• EXERCISE: Transcribe the records below exactly as they appear.

• Dataset entries:

==*==

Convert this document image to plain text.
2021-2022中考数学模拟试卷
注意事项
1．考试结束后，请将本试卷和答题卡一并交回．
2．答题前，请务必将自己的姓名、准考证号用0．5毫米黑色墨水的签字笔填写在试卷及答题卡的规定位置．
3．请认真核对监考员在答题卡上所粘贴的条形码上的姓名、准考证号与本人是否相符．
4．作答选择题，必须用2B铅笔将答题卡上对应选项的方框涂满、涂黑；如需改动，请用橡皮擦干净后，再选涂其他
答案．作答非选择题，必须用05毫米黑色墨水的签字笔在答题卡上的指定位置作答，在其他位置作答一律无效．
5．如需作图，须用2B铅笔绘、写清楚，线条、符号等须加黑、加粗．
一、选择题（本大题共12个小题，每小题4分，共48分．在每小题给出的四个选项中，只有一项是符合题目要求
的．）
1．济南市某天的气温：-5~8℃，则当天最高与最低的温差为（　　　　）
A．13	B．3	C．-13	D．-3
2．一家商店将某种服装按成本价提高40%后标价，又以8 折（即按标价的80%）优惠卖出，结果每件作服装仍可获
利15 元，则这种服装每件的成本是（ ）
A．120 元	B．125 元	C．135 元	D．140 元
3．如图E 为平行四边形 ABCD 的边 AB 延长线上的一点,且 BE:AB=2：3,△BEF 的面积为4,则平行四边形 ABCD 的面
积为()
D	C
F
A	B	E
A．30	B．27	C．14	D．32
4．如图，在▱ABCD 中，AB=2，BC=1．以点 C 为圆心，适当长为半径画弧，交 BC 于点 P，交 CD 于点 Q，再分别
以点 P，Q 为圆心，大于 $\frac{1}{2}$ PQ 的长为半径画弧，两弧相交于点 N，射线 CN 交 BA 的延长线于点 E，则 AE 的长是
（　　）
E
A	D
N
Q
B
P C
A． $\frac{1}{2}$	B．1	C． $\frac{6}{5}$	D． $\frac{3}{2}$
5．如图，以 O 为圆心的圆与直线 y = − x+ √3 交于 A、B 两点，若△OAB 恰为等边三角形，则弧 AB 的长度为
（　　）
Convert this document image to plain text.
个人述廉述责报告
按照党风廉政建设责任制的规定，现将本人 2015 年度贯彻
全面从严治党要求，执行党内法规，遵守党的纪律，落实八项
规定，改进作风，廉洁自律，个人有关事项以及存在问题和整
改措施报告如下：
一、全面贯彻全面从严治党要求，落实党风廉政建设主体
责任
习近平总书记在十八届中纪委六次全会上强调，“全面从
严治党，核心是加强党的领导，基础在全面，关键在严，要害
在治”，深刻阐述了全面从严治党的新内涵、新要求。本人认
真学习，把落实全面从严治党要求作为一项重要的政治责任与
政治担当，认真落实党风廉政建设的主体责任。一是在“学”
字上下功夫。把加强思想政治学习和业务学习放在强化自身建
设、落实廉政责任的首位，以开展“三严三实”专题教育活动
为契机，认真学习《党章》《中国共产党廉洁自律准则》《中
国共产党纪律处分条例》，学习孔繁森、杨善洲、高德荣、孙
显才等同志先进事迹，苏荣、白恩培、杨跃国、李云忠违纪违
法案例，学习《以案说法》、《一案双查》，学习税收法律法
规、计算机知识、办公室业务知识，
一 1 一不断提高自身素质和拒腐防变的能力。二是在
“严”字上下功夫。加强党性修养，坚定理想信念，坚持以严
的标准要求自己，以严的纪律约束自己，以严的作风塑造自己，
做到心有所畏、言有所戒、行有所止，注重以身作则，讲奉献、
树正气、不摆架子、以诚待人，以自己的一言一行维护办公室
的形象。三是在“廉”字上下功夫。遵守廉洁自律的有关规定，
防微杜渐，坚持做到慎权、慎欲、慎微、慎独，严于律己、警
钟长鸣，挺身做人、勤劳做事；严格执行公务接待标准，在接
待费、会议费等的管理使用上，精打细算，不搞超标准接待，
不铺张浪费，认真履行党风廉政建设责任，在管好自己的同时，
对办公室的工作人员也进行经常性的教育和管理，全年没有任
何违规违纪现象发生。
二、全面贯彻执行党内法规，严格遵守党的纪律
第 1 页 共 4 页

==*==

• TASK ANSWER:
Convert this document image to plain text.
2021-2022中考数学模拟试卷
注意事项
1．考试结束后，请将本试卷和答题卡一并交回．
2．答题前，请务必将自己的姓名、准考证号用0．5毫米黑色墨水的签字笔填写在试卷及答题卡的规定位置．
3．请认真核对监考员在答题卡上所粘贴的条形码上的姓名、准考证号与本人是否相符．
4．作答选择题，必须用2B铅笔将答题卡上对应选项的方框涂满、涂黑；如需改动，请用橡皮擦干净后，再选涂其他
答案．作答非选择题，必须用05毫米黑色墨水的签字笔在答题卡上的指定位置作答，在其他位置作答一律无效．
5．如需作图，须用2B铅笔绘、写清楚，线条、符号等须加黑、加粗．
一、选择题（本大题共12个小题，每小题4分，共48分．在每小题给出的四个选项中，只有一项是符合题目要求
的．）
1．济南市某天的气温：-5~8℃，则当天最高与最低的温差为（　　　　）
A．13	B．3	C．-13	D．-3
2．一家商店将某种服装按成本价提高40%后标价，又以8 折（即按标价的80%）优惠卖出，结果每件作服装仍可获
利15 元，则这种服装每件的成本是（ ）
A．120 元	B．125 元	C．135 元	D．140 元
3．如图E 为平行四边形 ABCD 的边 AB 延长线上的一点,且 BE:AB=2：3,△BEF 的面积为4,则平行四边形 ABCD 的面
积为()
D	C
F
A	B	E
A．30	B．27	C．14	D．32
4．如图，在▱ABCD 中，AB=2，BC=1．以点 C 为圆心，适当长为半径画弧，交 BC 于点 P，交 CD 于点 Q，再分别
以点 P，Q 为圆心，大于 $\frac{1}{2}$ PQ 的长为半径画弧，两弧相交于点 N，射线 CN 交 BA 的延长线于点 E，则 AE 的长是
（　　）
E
A	D
N
Q
B
P C
A． $\frac{1}{2}$	B．1	C． $\frac{6}{5}$	D． $\frac{3}{2}$
5．如图，以 O 为圆心的圆与直线 y = − x+ √3 交于 A、B 两点，若△OAB 恰为等边三角形，则弧 AB 的长度为
（　　）
Convert this document image to plain text.
个人述廉述责报告
按照党风廉政建设责任制的规定，现将本人 2015 年度贯彻
全面从严治党要求，执行党内法规，遵守党的纪律，落实八项
规定，改进作风，廉洁自律，个人有关事项以及存在问题和整
改措施报告如下：
一、全面贯彻全面从严治党要求，落实党风廉政建设主体
责任
习近平总书记在十八届中纪委六次全会上强调，“全面从
严治党，核心是加强党的领导，基础在全面，关键在严，要害
在治”，深刻阐述了全面从严治党的新内涵、新要求。本人认
真学习，把落实全面从严治党要求作为一项重要的政治责任与
政治担当，认真落实党风廉政建设的主体责任。一是在“学”
字上下功夫。把加强思想政治学习和业务学习放在强化自身建
设、落实廉政责任的首位，以开展“三严三实”专题教育活动
为契机，认真学习《党章》《中国共产党廉洁自律准则》《中
国共产党纪律处分条例》，学习孔繁森、杨善洲、高德荣、孙
显才等同志先进事迹，苏荣、白恩培、杨跃国、李云忠违纪违
法案例，学习《以案说法》、《一案双查》，学习税收法律法
规、计算机知识、办公室业务知识，
一 1 一不断提高自身素质和拒腐防变的能力。二是在
“严”字上下功夫。加强党性修养，坚定理想信念，坚持以严
的标准要求自己，以严的纪律约束自己，以严的作风塑造自己，
做到心有所畏、言有所戒、行有所止，注重以身作则，讲奉献、
树正气、不摆架子、以诚待人，以自己的一言一行维护办公室
的形象。三是在“廉”字上下功夫。遵守廉洁自律的有关规定，
防微杜渐，坚持做到慎权、慎欲、慎微、慎独，严于律己、警
钟长鸣，挺身做人、勤劳做事；严格执行公务接待标准，在接
待费、会议费等的管理使用上，精打细算，不搞超标准接待，
不铺张浪费，认真履行党风廉政建设责任，在管好自己的同时，
对办公室的工作人员也进行经常性的教育和管理，全年没有任
何违规违纪现象发生。
二、全面贯彻执行党内法规，严格遵守党的纪律
第 1 页 共 4 页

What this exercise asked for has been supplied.